>> Begin Provided data

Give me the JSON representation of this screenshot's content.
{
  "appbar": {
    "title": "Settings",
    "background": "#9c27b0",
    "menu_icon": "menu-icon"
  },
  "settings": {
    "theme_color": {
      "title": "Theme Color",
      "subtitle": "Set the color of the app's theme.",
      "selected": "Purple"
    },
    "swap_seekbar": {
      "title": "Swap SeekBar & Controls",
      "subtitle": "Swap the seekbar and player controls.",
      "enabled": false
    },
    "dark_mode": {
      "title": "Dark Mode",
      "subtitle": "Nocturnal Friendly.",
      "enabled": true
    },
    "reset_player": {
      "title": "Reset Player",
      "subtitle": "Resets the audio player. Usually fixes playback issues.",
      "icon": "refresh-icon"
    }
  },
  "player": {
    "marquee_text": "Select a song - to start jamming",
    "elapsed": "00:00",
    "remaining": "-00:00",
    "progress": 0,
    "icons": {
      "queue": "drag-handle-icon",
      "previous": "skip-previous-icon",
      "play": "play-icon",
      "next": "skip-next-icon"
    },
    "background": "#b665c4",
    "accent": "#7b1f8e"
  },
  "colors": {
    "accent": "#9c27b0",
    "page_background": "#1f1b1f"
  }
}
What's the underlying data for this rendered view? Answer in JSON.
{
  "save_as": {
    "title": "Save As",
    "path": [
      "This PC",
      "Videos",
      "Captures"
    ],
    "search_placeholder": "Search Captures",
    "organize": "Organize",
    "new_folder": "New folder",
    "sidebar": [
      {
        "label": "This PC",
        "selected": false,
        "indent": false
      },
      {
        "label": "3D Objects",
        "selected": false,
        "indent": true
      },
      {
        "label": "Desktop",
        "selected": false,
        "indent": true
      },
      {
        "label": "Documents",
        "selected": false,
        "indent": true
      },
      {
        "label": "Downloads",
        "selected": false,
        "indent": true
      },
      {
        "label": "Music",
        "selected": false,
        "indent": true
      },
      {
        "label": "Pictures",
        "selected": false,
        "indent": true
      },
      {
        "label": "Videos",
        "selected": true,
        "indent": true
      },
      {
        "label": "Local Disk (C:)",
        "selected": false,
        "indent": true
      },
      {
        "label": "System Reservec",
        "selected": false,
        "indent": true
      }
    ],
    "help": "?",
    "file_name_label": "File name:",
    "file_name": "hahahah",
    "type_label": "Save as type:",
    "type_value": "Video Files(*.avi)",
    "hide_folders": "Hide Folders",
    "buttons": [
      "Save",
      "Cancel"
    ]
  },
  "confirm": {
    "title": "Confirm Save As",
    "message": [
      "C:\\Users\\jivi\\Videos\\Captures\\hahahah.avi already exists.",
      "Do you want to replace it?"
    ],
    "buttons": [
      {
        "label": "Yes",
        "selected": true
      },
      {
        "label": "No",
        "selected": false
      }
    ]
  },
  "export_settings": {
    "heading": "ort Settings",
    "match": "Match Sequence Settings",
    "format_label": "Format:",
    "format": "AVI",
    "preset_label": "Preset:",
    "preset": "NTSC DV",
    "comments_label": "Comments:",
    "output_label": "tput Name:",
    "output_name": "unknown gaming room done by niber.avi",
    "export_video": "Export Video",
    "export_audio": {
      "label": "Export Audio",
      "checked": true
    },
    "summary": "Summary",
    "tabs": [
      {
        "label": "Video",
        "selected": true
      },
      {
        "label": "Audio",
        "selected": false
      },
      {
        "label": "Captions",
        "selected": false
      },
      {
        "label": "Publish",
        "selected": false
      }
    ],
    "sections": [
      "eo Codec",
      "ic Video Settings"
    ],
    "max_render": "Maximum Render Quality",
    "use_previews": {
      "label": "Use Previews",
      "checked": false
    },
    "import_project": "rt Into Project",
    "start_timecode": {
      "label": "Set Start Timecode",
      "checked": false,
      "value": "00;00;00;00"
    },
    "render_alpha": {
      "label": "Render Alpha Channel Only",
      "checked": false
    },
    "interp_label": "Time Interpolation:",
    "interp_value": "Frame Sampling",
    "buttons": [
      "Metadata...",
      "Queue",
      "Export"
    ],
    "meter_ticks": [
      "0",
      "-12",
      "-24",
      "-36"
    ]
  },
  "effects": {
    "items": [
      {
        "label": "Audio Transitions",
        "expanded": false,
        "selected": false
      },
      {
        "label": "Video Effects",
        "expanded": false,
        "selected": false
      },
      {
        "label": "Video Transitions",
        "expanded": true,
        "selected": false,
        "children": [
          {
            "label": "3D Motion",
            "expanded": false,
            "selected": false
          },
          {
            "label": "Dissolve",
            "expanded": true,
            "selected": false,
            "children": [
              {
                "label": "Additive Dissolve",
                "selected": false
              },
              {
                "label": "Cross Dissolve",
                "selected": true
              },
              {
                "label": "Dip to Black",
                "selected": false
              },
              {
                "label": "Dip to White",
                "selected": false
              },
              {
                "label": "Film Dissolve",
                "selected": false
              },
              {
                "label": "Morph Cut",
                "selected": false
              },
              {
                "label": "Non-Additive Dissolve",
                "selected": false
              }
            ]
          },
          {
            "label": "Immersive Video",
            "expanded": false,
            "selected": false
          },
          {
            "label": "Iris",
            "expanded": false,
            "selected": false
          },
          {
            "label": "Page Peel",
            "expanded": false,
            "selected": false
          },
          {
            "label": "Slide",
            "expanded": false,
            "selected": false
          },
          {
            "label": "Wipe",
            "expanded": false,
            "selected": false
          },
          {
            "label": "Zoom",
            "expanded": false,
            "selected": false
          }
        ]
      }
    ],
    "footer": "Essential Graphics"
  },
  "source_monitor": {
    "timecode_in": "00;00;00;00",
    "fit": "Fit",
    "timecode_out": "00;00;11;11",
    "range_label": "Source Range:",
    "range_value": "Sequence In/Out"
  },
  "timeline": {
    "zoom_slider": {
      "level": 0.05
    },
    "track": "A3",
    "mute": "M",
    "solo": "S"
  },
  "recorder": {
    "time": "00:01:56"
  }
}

>> End Provided data

> [What is required]
Exactly reproduce all of the entries above.

> [Solution]
Give me the JSON representation of this screenshot's content.
{
  "appbar": {
    "title": "Settings",
    "background": "#9c27b0",
    "menu_icon": "menu-icon"
  },
  "settings": {
    "theme_color": {
      "title": "Theme Color",
      "subtitle": "Set the color of the app's theme.",
      "selected": "Purple"
    },
    "swap_seekbar": {
      "title": "Swap SeekBar & Controls",
      "subtitle": "Swap the seekbar and player controls.",
      "enabled": false
    },
    "dark_mode": {
      "title": "Dark Mode",
      "subtitle": "Nocturnal Friendly.",
      "enabled": true
    },
    "reset_player": {
      "title": "Reset Player",
      "subtitle": "Resets the audio player. Usually fixes playback issues.",
      "icon": "refresh-icon"
    }
  },
  "player": {
    "marquee_text": "Select a song - to start jamming",
    "elapsed": "00:00",
    "remaining": "-00:00",
    "progress": 0,
    "icons": {
      "queue": "drag-handle-icon",
      "previous": "skip-previous-icon",
      "play": "play-icon",
      "next": "skip-next-icon"
    },
    "background": "#b665c4",
    "accent": "#7b1f8e"
  },
  "colors": {
    "accent": "#9c27b0",
    "page_background": "#1f1b1f"
  }
}
What's the underlying data for this rendered view? Answer in JSON.
{
  "save_as": {
    "title": "Save As",
    "path": [
      "This PC",
      "Videos",
      "Captures"
    ],
    "search_placeholder": "Search Captures",
    "organize": "Organize",
    "new_folder": "New folder",
    "sidebar": [
      {
        "label": "This PC",
        "selected": false,
        "indent": false
      },
      {
        "label": "3D Objects",
        "selected": false,
        "indent": true
      },
      {
        "label": "Desktop",
        "selected": false,
        "indent": true
      },
      {
        "label": "Documents",
        "selected": false,
        "indent": true
      },
      {
        "label": "Downloads",
        "selected": false,
        "indent": true
      },
      {
        "label": "Music",
        "selected": false,
        "indent": true
      },
      {
        "label": "Pictures",
        "selected": false,
        "indent": true
      },
      {
        "label": "Videos",
        "selected": true,
        "indent": true
      },
      {
        "label": "Local Disk (C:)",
        "selected": false,
        "indent": true
      },
      {
        "label": "System Reservec",
        "selected": false,
        "indent": true
      }
    ],
    "help": "?",
    "file_name_label": "File name:",
    "file_name": "hahahah",
    "type_label": "Save as type:",
    "type_value": "Video Files(*.avi)",
    "hide_folders": "Hide Folders",
    "buttons": [
      "Save",
      "Cancel"
    ]
  },
  "confirm": {
    "title": "Confirm Save As",
    "message": [
      "C:\\Users\\jivi\\Videos\\Captures\\hahahah.avi already exists.",
      "Do you want to replace it?"
    ],
    "buttons": [
      {
        "label": "Yes",
        "selected": true
      },
      {
        "label": "No",
        "selected": false
      }
    ]
  },
  "export_settings": {
    "heading": "ort Settings",
    "match": "Match Sequence Settings",
    "format_label": "Format:",
    "format": "AVI",
    "preset_label": "Preset:",
    "preset": "NTSC DV",
    "comments_label": "Comments:",
    "output_label": "tput Name:",
    "output_name": "unknown gaming room done by niber.avi",
    "export_video": "Export Video",
    "export_audio": {
      "label": "Export Audio",
      "checked": true
    },
    "summary": "Summary",
    "tabs": [
      {
        "label": "Video",
        "selected": true
      },
      {
        "label": "Audio",
        "selected": false
      },
      {
        "label": "Captions",
        "selected": false
      },
      {
        "label": "Publish",
        "selected": false
      }
    ],
    "sections": [
      "eo Codec",
      "ic Video Settings"
    ],
    "max_render": "Maximum Render Quality",
    "use_previews": {
      "label": "Use Previews",
      "checked": false
    },
    "import_project": "rt Into Project",
    "start_timecode": {
      "label": "Set Start Timecode",
      "checked": false,
      "value": "00;00;00;00"
    },
    "render_alpha": {
      "label": "Render Alpha Channel Only",
      "checked": false
    },
    "interp_label": "Time Interpolation:",
    "interp_value": "Frame Sampling",
    "buttons": [
      "Metadata...",
      "Queue",
      "Export"
    ],
    "meter_ticks": [
      "0",
      "-12",
      "-24",
      "-36"
    ]
  },
  "effects": {
    "items": [
      {
        "label": "Audio Transitions",
        "expanded": false,
        "selected": false
      },
      {
        "label": "Video Effects",
        "expanded": false,
        "selected": false
      },
      {
        "label": "Video Transitions",
        "expanded": true,
        "selected": false,
        "children": [
          {
            "label": "3D Motion",
            "expanded": false,
            "selected": false
          },
          {
            "label": "Dissolve",
            "expanded": true,
            "selected": false,
            "children": [
              {
                "label": "Additive Dissolve",
                "selected": false
              },
              {
                "label": "Cross Dissolve",
                "selected": true
              },
              {
                "label": "Dip to Black",
                "selected": false
              },
              {
                "label": "Dip to White",
                "selected": false
              },
              {
                "label": "Film Dissolve",
                "selected": false
              },
              {
                "label": "Morph Cut",
                "selected": false
              },
              {
                "label": "Non-Additive Dissolve",
                "selected": false
              }
            ]
          },
          {
            "label": "Immersive Video",
            "expanded": false,
            "selected": false
          },
          {
            "label": "Iris",
            "expanded": false,
            "selected": false
          },
          {
            "label": "Page Peel",
            "expanded": false,
            "selected": false
          },
          {
            "label": "Slide",
            "expanded": false,
            "selected": false
          },
          {
            "label": "Wipe",
            "expanded": false,
            "selected": false
          },
          {
            "label": "Zoom",
            "expanded": false,
            "selected": false
          }
        ]
      }
    ],
    "footer": "Essential Graphics"
  },
  "source_monitor": {
    "timecode_in": "00;00;00;00",
    "fit": "Fit",
    "timecode_out": "00;00;11;11",
    "range_label": "Source Range:",
    "range_value": "Sequence In/Out"
  },
  "timeline": {
    "zoom_slider": {
      "level": 0.05
    },
    "track": "A3",
    "mute": "M",
    "solo": "S"
  },
  "recorder": {
    "time": "00:01:56"
  }
}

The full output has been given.